Collected data
* * *

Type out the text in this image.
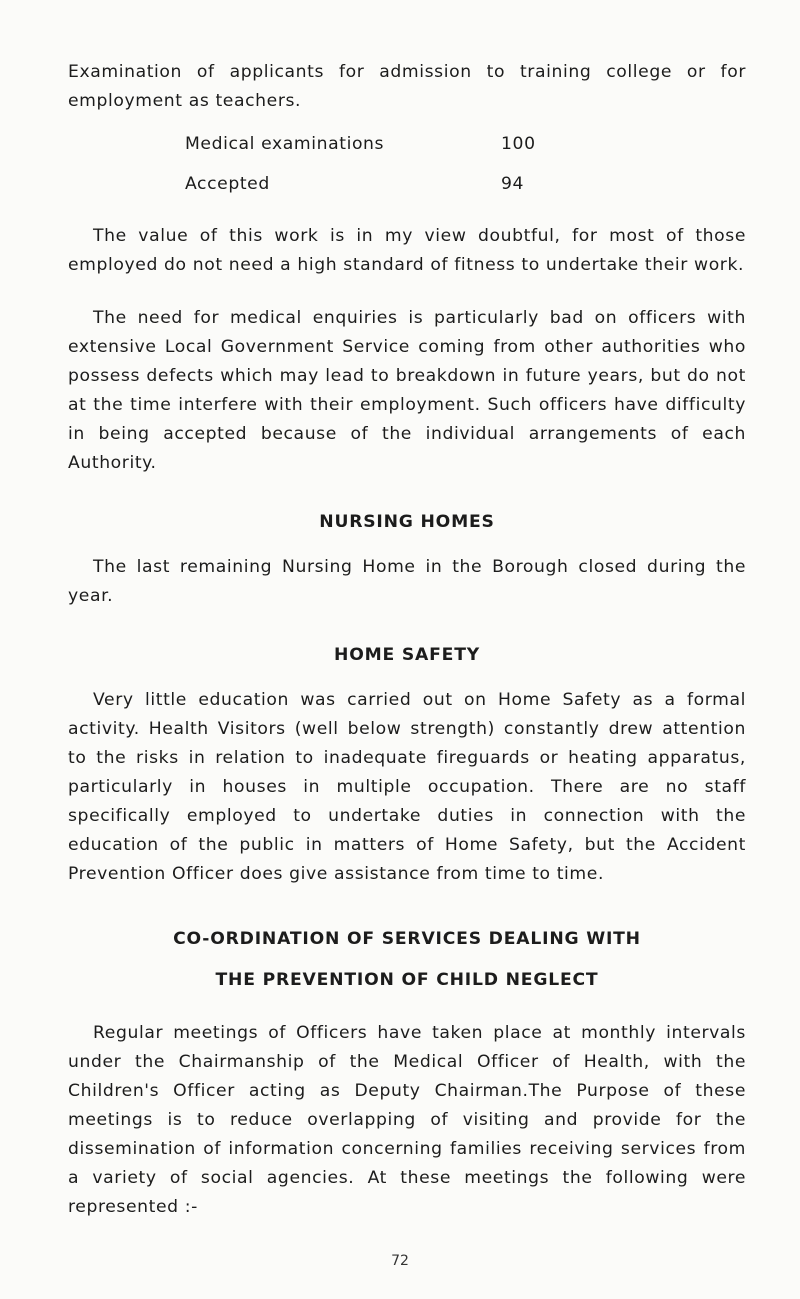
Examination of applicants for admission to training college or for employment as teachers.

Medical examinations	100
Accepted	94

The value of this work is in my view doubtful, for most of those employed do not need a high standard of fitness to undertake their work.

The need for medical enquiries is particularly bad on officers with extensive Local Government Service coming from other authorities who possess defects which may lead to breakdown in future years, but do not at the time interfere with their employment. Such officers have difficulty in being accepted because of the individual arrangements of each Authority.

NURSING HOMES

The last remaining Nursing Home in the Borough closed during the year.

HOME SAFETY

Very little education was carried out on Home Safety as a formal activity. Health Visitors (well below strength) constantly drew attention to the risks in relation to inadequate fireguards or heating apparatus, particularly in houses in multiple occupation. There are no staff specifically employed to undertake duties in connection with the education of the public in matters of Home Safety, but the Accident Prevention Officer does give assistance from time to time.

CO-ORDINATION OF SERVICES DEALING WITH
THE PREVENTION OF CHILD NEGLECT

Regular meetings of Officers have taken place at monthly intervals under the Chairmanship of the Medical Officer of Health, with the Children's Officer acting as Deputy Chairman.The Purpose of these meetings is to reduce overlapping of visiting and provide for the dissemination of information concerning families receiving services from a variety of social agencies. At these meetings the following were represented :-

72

* * *

* TASK PROMPT
In the listing, find each line with the string "need" and copy it.

* REPLY
The value of this work is in my view doubtful, for most of those employed do not need a high standard of fitness to undertake their work.
The need for medical enquiries is particularly bad on officers with extensive Local Government Service coming from other authorities who possess defects which may lead to breakdown in future years, but do not at the time interfere with their employment. Such officers have difficulty in being accepted because of the individual arrangements of each Authority.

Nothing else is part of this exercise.